• _Partes do exercício_
[a] No artigo sobre homicídios no Brasil, que posição Alagoas ocupa no ranking de homicídios quando se considera apenas a população branca?
[b] Transcreva do artigo sobre homicídios no Brasil o trecho que vai de "O índice de vitimização negra em" até "é o sétimo.".
[c] Dê continuidade ao artigo sobre homicídios no Brasil a partir do ponto em que ele termina.

━━━━━ Artigo ━━━━━

Um dado importante sobre a violência no Brasil refere-se a queda nos homicídios que vitimam brancos e um aumento de vítimas negras. Segundo o Mapa da Violência de 2011, o número de vítimas brancas caiu de 18.852 para 14.650, o que representa uma significativa diferença negativa, da ordem de 22,3%; já entre os negros, o número de vítimas de homicídio aumentou de 26.915 para 32.349, o que equivale a um crescimento de 20,2%. Este mesmo estudo calcula o índice de vitimização negra, que significa qual é a probabilidade (maior, igual ou menor) de vitimização de negros em homicídios no Brasil. Este índice vem aumentando:
- em 2002, morreram proporcionalmente 45% mais negros que brancos em casos de homicídio;
- em 2005, este índice pulou para 80,7%
- e, finalmente, em 2008, a taxa subiu para impressionantes 111,2%!
Estes dados são fruto de um aumento vertiginoso da taxa geral de homicídios em estados com forte presença de população negra. Os estados em que mais se matam negros no Brasil são, pela ordem, Pernambuco, Alagoas, Espírito Santo, Distrito Federal e Rio de Janeiro.
O índice de vitimização negra em Alagoas é de 1.225,9%; na Paraíba, de 1.099%; no Amapá, 748,1%. O caso de Alagoas é emblemático, pois o estado lidera o ranking de taxa de homicídios no geral; mas quando se trata apenas da população branca é o 24º.colocado. Há, ali, uma explícita ação de genocídio da população negra no estado. Situação semelhante acontece na Paraíba, o estado com a menor taxa de mortes por homicídio entre brancos do país, mas quando se trata da população negra, é o sétimo.
Estes dois dados demonstram as mazelas de uma sociedade em que os valores do consumo são colocados em primeiro plano. Isto tem incrementado a indústria da segurança privada que, empregando policiais fora do serviço, trazem para este tipo de “serviço” toda uma cultura de violência com marca do racismo e com mão de obra “qualificada”. Segundo lugar, esta situação remete a uma outra importante que é a necessidade de se rediscutir o perfil ideológico cristalizado na área de segurança do país em que um serviço público essencial é colocado descaradamente a serviço da proteção do patrimÃ?nio em detrimento da defesa do ser humano e da democracia.

━━━━━ Trechos dos registros ━━━━━

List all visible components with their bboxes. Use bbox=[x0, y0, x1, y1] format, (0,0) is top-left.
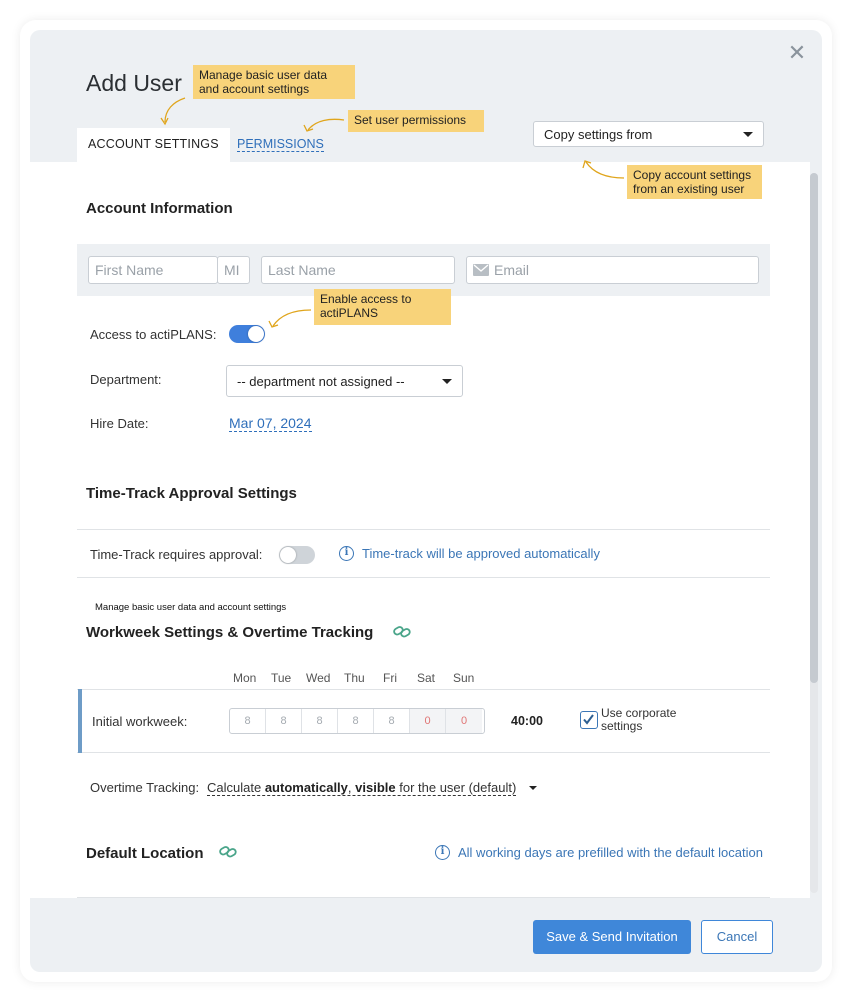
link-icon[interactable] bbox=[219, 846, 237, 858]
workweek-note: Manage basic user data and account setti… bbox=[95, 602, 287, 613]
day-header-sun: Sun bbox=[453, 671, 475, 685]
info-icon: i bbox=[435, 845, 450, 860]
hours-input-fri[interactable]: 8 bbox=[374, 709, 410, 733]
approval-heading: Time-Track Approval Settings bbox=[86, 485, 297, 502]
dialog-title: Add User bbox=[86, 70, 182, 96]
link-icon[interactable] bbox=[393, 626, 411, 638]
day-header-fri: Fri bbox=[383, 671, 397, 685]
hire-date-label: Hire Date: bbox=[90, 416, 149, 431]
department-value: -- department not assigned -- bbox=[237, 373, 405, 389]
overtime-auto: automatically bbox=[264, 780, 348, 795]
location-info: i All working days are prefilled with th… bbox=[435, 845, 763, 860]
workweek-total: 40:00 bbox=[511, 714, 543, 728]
tooltip-arrow-icon bbox=[303, 118, 345, 132]
tooltip-arrow-icon bbox=[160, 97, 186, 126]
divider bbox=[77, 529, 770, 530]
tooltip-copy-settings: Copy account settings from an existing u… bbox=[627, 165, 762, 199]
envelope-icon bbox=[473, 264, 489, 276]
use-corporate-label: Use corporate settings bbox=[601, 706, 677, 733]
overtime-prefix: Calculate bbox=[207, 780, 265, 795]
day-header-thu: Thu bbox=[344, 671, 365, 685]
access-actiplans-label: Access to actiPLANS: bbox=[90, 327, 217, 342]
copy-settings-select[interactable]: Copy settings from bbox=[533, 121, 764, 147]
default-location-heading: Default Location bbox=[86, 845, 204, 862]
tooltip-arrow-icon bbox=[268, 309, 312, 328]
chevron-down-icon[interactable] bbox=[529, 786, 537, 790]
day-header-tue: Tue bbox=[271, 671, 292, 685]
day-header-mon: Mon bbox=[233, 671, 257, 685]
tab-account-settings[interactable]: ACCOUNT SETTINGS bbox=[77, 128, 230, 162]
tab-permissions-label: PERMISSIONS bbox=[237, 137, 324, 152]
hours-input-tue[interactable]: 8 bbox=[266, 709, 302, 733]
chevron-down-icon bbox=[442, 378, 452, 384]
tooltip-arrow-icon bbox=[582, 160, 625, 179]
department-select[interactable]: -- department not assigned -- bbox=[226, 365, 463, 397]
tooltip-permissions: Set user permissions bbox=[348, 110, 484, 132]
close-icon[interactable]: ✕ bbox=[786, 42, 808, 64]
initial-workweek-label: Initial workweek: bbox=[92, 714, 188, 729]
last-name-field[interactable]: Last Name bbox=[261, 256, 455, 284]
use-corporate-checkbox[interactable] bbox=[580, 711, 598, 729]
hours-input-mon[interactable]: 8 bbox=[230, 709, 266, 733]
requires-approval-toggle[interactable] bbox=[279, 546, 315, 564]
hours-input-thu[interactable]: 8 bbox=[338, 709, 374, 733]
divider bbox=[77, 577, 770, 578]
approval-info-text: Time-track will be approved automaticall… bbox=[362, 546, 600, 561]
row-highlight-bar bbox=[78, 689, 82, 753]
copy-settings-value: Copy settings from bbox=[544, 126, 653, 142]
cancel-button[interactable]: Cancel bbox=[701, 920, 773, 954]
chevron-down-icon bbox=[743, 131, 753, 137]
scrollbar-thumb[interactable] bbox=[810, 173, 818, 683]
middle-initial-field[interactable]: MI bbox=[217, 256, 250, 284]
hours-input-sat[interactable]: 0 bbox=[410, 709, 446, 733]
hours-input-wed[interactable]: 8 bbox=[302, 709, 338, 733]
department-label: Department: bbox=[90, 372, 162, 387]
toggle-knob bbox=[280, 547, 296, 563]
checkmark-icon bbox=[583, 714, 594, 725]
workweek-heading: Workweek Settings & Overtime Tracking bbox=[86, 624, 374, 641]
email-field[interactable]: Email bbox=[466, 256, 759, 284]
workweek-hours: 8 8 8 8 8 0 0 bbox=[229, 708, 485, 734]
access-actiplans-toggle[interactable] bbox=[229, 325, 265, 343]
tooltip-manage-user: Manage basic user data and account setti… bbox=[193, 65, 355, 99]
first-name-field[interactable]: First Name bbox=[88, 256, 218, 284]
overtime-select[interactable]: Calculate automatically, visible for the… bbox=[207, 780, 517, 796]
day-header-wed: Wed bbox=[306, 671, 331, 685]
overtime-suffix: for the user (default) bbox=[395, 780, 517, 795]
requires-approval-label: Time-Track requires approval: bbox=[90, 547, 263, 562]
save-send-invitation-button[interactable]: Save & Send Invitation bbox=[533, 920, 691, 954]
divider bbox=[77, 897, 770, 898]
info-icon: i bbox=[339, 546, 354, 561]
overtime-label: Overtime Tracking: bbox=[90, 780, 200, 795]
email-placeholder: Email bbox=[494, 262, 530, 278]
tooltip-actiplans: Enable access to actiPLANS bbox=[314, 289, 451, 325]
toggle-knob bbox=[248, 326, 264, 342]
account-information-heading: Account Information bbox=[86, 200, 233, 217]
location-info-text: All working days are prefilled with the … bbox=[458, 845, 763, 860]
day-header-sat: Sat bbox=[417, 671, 436, 685]
approval-info: i Time-track will be approved automatica… bbox=[339, 546, 600, 561]
hire-date-picker[interactable]: Mar 07, 2024 bbox=[229, 415, 312, 432]
overtime-visible: visible bbox=[355, 780, 396, 795]
hours-input-sun[interactable]: 0 bbox=[446, 709, 482, 733]
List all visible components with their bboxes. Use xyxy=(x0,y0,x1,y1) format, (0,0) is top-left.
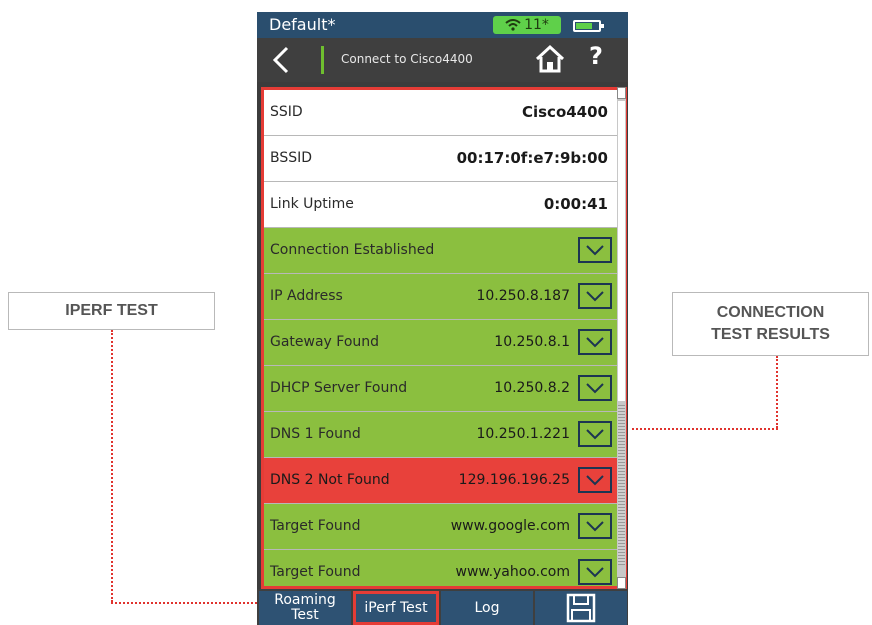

━━━━━

• _Respostas às tarefas_
[a] Alagoas é o 24º colocado.

[b]
O índice de vitimização negra em Alagoas é de 1.225,9%; na Paraíba, de 1.099%; no Amapá, 748,1%. O caso de Alagoas é emblemático, pois o estado lidera o ranking de taxa de homicídios no geral; mas quando se trata apenas da população branca é o 24º.colocado. Há, ali, uma explícita ação de genocídio da população negra no estado. Situação semelhante acontece na Paraíba, o estado com a menor taxa de mortes por homicídio entre brancos do país, mas quando se trata da população negra, é o sétimo.

[c]
Ideologia da ditadura
Em 1988, uma organização do movimento negro chamada UNEGRO (União de Negros Pela Igualdade) defendia a tese de que existia no Brasil um processo de extermínio programado da população negra e pobre. A organização se baseava em um documento da Escola Superior de Guerra, de 1988, intitulado “Estrutura para o poder nacional no século XXI”, documento este que destacava que os focos potenciais de desestabilização dos “poderes instituídos” eram os cinturões de miséria e os “menores abandonados”. O documento da ESG defendia um ação preventiva por conta das forças de segurança, em primeiro plano, e depois, das próprias Forças Armadas, para “destruir esta horda de bandidos, neutralizá-los e mesmo destruí-los para que seja mantida a lei e a ordem”.
O que se percebia era um trânsito entre uma ideologia da repressão política dos anos 70 (simbolizada na Escola Superior de Guerra, think tank da doutrina da ditadura militar) com a segurança pública do início do século XXI, principalmente quando os governos brasileiros eleitos em 1989, 1994 e 1998 inseriram o país na doutrina neoliberal que significou uma intensificação da concentração de renda. A lógica dos interrogatórios com requintes de tortura nas delegacias, a postura ostensivamente violenta dos agentes da PM nas ruas, a manipulação de provas, entre outras coisas, até mesmo a postura quase que institucional de justificar os atos violentos da polícia como reação à suposta resistência da vítima lembra estes períodos da repressão política.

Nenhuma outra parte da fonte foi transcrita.